### Verilen metin
"""
Ayrıca 12.07.2018 tarihli 30122 Mükerrer sayılı Resmi Gazete'de yayımlanarak yürürlüğe giren Olağanüstü Hâl İşlemleri İnceleme Komisyonunun Çalışmasına İlişkin Usul ve Esaslar'ın "Esastan inceleme ve karar” başlıklı 14. maddesinde de "l) Komisyon incelemelerini dosya üzerinden yaparak başvurunun reddine veya kabulüne karar verir. (2) Komisyon, incelemelerini terör örgütlerine veya Milli Güvenlik Kurulunca Devletin milli güvenliğine karşı faaliyette bulunduğuna karar verilen yapı, oluşum veya gruplara üyeliği, mensubiyeti, aidiyeti, iltisakl veya bunlarla irtibatı yönünden yapar. (3) Sözlü ifade verme veya tanık dinletme talepleri dikkate alınmaz. ” düzenlemesine yer verilmiştir.
"""
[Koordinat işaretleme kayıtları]
"""
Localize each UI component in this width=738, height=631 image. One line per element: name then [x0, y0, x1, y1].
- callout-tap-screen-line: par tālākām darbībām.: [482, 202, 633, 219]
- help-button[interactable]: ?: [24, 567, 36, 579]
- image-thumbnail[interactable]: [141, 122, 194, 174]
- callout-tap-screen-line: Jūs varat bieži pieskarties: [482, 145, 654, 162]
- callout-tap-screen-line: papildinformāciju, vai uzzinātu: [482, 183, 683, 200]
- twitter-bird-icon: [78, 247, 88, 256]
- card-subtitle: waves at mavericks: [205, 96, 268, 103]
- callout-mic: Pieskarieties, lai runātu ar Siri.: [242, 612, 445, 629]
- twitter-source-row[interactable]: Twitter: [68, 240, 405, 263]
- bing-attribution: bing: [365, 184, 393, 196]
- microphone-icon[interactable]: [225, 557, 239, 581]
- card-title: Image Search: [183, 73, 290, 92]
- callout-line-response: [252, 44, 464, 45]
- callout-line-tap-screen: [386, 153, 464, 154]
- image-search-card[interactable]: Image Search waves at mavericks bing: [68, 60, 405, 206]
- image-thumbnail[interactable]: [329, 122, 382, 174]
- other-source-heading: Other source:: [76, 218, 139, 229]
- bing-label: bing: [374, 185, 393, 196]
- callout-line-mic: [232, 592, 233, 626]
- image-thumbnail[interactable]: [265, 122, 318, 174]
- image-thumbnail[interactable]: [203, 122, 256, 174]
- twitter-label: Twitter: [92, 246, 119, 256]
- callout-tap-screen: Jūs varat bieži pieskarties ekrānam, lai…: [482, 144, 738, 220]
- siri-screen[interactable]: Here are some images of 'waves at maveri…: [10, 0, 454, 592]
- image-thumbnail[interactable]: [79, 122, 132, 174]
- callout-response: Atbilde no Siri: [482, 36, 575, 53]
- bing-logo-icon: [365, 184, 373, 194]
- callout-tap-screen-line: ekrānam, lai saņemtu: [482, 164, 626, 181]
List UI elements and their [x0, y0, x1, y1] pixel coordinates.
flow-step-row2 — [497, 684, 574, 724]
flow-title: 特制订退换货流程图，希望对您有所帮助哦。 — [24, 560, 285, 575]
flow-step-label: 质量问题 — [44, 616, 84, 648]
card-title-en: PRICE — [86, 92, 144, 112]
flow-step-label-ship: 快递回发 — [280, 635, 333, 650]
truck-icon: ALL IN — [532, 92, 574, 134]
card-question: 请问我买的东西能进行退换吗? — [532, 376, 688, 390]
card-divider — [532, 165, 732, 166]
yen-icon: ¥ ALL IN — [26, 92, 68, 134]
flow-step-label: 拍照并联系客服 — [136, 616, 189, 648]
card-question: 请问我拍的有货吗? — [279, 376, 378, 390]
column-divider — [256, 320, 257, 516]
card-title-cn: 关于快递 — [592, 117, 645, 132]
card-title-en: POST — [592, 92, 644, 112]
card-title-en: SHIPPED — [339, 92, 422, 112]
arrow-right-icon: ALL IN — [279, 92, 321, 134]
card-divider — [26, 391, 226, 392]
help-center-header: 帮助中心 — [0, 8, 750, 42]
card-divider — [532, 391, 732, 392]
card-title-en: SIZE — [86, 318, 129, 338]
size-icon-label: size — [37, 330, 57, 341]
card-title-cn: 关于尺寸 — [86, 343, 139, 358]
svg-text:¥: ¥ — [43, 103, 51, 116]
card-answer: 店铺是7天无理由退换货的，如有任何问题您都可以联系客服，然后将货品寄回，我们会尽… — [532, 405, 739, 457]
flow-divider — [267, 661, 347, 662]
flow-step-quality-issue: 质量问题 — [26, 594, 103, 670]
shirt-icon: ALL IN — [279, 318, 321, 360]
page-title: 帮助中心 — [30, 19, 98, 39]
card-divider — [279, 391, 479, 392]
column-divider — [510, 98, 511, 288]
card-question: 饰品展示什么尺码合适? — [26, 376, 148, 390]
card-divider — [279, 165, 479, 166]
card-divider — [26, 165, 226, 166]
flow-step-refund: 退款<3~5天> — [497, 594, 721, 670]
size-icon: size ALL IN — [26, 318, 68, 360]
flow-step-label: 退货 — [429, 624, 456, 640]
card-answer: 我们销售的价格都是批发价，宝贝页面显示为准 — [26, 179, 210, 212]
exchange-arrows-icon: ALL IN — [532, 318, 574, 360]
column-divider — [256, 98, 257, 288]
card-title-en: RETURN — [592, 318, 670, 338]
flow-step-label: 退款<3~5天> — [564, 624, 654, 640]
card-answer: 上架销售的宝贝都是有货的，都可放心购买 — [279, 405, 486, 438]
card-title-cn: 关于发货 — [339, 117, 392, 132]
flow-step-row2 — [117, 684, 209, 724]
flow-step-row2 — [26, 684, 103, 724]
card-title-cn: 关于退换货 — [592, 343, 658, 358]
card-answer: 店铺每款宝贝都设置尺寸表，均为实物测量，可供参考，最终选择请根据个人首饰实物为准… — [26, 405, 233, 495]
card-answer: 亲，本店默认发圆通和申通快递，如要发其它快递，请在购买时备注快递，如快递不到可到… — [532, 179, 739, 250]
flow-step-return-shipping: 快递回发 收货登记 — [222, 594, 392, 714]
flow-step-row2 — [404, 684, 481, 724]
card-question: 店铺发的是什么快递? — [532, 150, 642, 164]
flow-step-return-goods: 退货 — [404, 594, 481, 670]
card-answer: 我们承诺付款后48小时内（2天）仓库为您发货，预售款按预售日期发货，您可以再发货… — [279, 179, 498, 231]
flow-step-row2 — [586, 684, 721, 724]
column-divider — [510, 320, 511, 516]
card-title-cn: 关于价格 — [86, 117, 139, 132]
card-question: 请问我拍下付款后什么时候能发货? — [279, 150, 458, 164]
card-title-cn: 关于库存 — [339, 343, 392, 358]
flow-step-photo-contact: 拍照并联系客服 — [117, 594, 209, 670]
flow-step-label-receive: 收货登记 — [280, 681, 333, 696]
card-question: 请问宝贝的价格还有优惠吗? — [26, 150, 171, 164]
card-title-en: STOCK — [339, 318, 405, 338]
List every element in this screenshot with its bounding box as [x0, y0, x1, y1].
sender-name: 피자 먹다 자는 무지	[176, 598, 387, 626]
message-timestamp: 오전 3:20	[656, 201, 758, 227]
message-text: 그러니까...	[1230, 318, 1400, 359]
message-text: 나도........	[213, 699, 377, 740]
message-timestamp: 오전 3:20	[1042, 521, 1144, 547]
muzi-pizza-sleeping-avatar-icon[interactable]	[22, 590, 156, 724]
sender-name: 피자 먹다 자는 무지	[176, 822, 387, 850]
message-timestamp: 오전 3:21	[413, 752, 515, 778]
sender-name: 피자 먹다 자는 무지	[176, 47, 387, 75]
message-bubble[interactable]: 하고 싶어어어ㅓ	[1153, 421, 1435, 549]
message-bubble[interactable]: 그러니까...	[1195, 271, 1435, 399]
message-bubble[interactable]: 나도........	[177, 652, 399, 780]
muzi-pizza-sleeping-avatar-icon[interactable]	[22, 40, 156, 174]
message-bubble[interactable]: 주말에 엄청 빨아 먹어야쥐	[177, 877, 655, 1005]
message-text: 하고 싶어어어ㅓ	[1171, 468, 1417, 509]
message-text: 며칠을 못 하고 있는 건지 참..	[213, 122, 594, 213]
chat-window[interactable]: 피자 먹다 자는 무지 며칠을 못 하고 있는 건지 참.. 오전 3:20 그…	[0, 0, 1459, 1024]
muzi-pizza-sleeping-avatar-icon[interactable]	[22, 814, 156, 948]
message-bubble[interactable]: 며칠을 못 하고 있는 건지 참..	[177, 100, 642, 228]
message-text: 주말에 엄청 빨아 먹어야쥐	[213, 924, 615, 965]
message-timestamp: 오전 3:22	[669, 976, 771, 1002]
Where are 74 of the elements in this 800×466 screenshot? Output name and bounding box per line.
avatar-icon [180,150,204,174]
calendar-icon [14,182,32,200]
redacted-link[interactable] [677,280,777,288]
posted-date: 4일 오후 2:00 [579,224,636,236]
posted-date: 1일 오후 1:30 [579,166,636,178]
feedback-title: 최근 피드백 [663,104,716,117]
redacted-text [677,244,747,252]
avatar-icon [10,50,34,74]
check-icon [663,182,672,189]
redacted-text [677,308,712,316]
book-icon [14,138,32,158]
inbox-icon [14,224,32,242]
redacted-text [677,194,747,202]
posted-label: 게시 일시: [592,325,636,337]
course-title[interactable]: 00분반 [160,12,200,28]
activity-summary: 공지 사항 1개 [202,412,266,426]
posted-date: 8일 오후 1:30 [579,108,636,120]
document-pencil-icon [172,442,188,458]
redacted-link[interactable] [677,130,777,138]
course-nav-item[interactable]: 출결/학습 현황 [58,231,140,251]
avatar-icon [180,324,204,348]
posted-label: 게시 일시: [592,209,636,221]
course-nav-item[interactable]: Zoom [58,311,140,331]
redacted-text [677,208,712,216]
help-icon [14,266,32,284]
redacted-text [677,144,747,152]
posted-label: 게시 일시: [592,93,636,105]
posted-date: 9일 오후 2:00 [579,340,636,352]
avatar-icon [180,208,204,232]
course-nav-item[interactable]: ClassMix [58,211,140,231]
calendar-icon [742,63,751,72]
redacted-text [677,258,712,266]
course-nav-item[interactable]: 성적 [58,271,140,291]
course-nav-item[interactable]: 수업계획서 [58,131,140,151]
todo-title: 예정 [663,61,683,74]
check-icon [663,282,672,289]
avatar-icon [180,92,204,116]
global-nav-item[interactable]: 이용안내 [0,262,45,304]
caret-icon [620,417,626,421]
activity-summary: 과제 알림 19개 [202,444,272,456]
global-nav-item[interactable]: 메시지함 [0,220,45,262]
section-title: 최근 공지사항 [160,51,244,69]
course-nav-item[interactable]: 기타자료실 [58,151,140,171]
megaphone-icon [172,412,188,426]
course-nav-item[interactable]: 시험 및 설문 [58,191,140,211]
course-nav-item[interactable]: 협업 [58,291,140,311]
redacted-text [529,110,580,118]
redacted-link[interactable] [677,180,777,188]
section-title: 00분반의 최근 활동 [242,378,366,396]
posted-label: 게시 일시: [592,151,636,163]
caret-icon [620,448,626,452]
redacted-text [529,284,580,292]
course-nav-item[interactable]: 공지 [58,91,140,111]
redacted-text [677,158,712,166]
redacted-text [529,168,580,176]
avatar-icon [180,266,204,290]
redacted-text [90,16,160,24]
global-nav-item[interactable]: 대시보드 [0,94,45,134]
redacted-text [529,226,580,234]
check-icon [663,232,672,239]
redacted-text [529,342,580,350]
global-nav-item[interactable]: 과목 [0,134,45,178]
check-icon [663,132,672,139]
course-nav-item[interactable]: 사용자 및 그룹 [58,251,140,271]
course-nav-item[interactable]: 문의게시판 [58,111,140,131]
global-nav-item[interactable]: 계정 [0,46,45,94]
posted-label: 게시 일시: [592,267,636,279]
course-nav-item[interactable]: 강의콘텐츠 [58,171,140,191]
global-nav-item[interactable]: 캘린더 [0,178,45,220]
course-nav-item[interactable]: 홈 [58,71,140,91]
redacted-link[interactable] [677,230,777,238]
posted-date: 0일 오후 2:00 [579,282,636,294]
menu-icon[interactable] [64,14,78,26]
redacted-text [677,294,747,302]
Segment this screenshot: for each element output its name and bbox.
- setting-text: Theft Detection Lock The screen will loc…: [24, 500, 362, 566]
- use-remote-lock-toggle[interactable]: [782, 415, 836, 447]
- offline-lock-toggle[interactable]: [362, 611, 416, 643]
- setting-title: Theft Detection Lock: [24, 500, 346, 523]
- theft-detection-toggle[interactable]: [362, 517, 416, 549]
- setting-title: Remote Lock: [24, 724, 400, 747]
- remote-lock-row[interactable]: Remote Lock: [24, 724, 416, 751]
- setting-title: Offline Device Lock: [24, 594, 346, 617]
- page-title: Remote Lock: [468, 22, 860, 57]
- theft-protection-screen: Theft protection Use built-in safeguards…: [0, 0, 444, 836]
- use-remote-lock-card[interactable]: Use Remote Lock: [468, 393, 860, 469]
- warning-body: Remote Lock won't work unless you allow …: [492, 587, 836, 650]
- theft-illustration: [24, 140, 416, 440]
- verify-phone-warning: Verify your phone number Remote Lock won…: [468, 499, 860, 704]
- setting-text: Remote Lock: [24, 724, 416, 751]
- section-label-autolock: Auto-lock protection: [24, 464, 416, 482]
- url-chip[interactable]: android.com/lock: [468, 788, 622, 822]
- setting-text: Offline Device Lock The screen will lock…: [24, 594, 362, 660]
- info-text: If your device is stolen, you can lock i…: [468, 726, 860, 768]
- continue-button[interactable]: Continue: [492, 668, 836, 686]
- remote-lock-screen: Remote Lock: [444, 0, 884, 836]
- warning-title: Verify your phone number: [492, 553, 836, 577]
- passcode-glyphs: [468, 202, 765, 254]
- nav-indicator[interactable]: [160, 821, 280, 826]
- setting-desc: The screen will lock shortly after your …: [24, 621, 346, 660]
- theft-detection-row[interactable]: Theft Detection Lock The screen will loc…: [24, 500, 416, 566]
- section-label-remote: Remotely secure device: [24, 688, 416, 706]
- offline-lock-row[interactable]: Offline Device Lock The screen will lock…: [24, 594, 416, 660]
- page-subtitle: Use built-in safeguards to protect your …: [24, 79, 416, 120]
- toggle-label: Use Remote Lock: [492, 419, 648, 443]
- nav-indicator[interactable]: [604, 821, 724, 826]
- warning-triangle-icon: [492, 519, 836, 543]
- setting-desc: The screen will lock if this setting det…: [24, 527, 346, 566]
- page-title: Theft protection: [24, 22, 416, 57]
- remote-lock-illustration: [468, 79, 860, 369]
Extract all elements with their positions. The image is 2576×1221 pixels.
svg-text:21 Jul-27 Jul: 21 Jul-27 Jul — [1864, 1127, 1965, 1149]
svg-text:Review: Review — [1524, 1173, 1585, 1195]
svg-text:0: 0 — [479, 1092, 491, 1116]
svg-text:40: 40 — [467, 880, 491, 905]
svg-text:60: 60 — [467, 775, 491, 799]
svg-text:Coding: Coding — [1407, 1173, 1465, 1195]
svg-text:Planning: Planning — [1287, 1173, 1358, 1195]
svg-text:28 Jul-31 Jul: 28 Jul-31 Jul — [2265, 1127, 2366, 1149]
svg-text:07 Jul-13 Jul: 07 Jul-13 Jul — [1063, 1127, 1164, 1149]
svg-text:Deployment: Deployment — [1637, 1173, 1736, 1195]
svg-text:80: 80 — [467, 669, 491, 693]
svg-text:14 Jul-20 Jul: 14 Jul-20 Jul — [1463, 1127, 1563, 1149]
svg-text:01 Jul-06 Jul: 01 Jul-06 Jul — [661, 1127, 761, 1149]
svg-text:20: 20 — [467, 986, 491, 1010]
"""
### Çalışma talimatları
**a)** Verilen metne göre Komisyon başvurular hakkında nasıl karar verir ve incelemesini hangi yönden yapar? Bir ila üç cümleyle açıklayın.
**b)** Kayıtların başından "- twitter-label: Twitter: [92, 246, 119, 256]" geçen satıra kadar uzanan satırları, iki uç da dahil olmak üzere, birebir aynı biçimde yeniden yazın.

### Yanıtlar
**a)** Komisyon incelemelerini dosya üzerinden yapar ve başvurunun reddine veya kabulüne karar verir. İncelemeyi, terör örgütlerine veya Milli Güvenlik Kurulunca Devletin milli güvenliğine karşı faaliyette bulunduğuna karar verilen yapı, oluşum veya gruplara üyelik, mensubiyet, aidiyet, iltisak veya bunlarla irtibat yönünden yapar. Sözlü ifade verme veya tanık dinletme talepleri dikkate alınmaz.

**b)**
Localize each UI component in this width=738, height=631 image. One line per element: name then [x0, y0, x1, y1].
- callout-tap-screen-line: par tālākām darbībām.: [482, 202, 633, 219]
- help-button[interactable]: ?: [24, 567, 36, 579]
- image-thumbnail[interactable]: [141, 122, 194, 174]
- callout-tap-screen-line: Jūs varat bieži pieskarties: [482, 145, 654, 162]
- callout-tap-screen-line: papildinformāciju, vai uzzinātu: [482, 183, 683, 200]
- twitter-bird-icon: [78, 247, 88, 256]
- card-subtitle: waves at mavericks: [205, 96, 268, 103]
- callout-mic: Pieskarieties, lai runātu ar Siri.: [242, 612, 445, 629]
- twitter-source-row[interactable]: Twitter: [68, 240, 405, 263]
- bing-attribution: bing: [365, 184, 393, 196]
- microphone-icon[interactable]: [225, 557, 239, 581]
- card-title: Image Search: [183, 73, 290, 92]
- callout-line-response: [252, 44, 464, 45]
- callout-line-tap-screen: [386, 153, 464, 154]
- image-search-card[interactable]: Image Search waves at mavericks bing: [68, 60, 405, 206]
- image-thumbnail[interactable]: [329, 122, 382, 174]
- other-source-heading: Other source:: [76, 218, 139, 229]
- bing-label: bing: [374, 185, 393, 196]
- callout-line-mic: [232, 592, 233, 626]
- image-thumbnail[interactable]: [265, 122, 318, 174]
- image-thumbnail[interactable]: [203, 122, 256, 174]
- twitter-label: Twitter: [92, 246, 119, 256]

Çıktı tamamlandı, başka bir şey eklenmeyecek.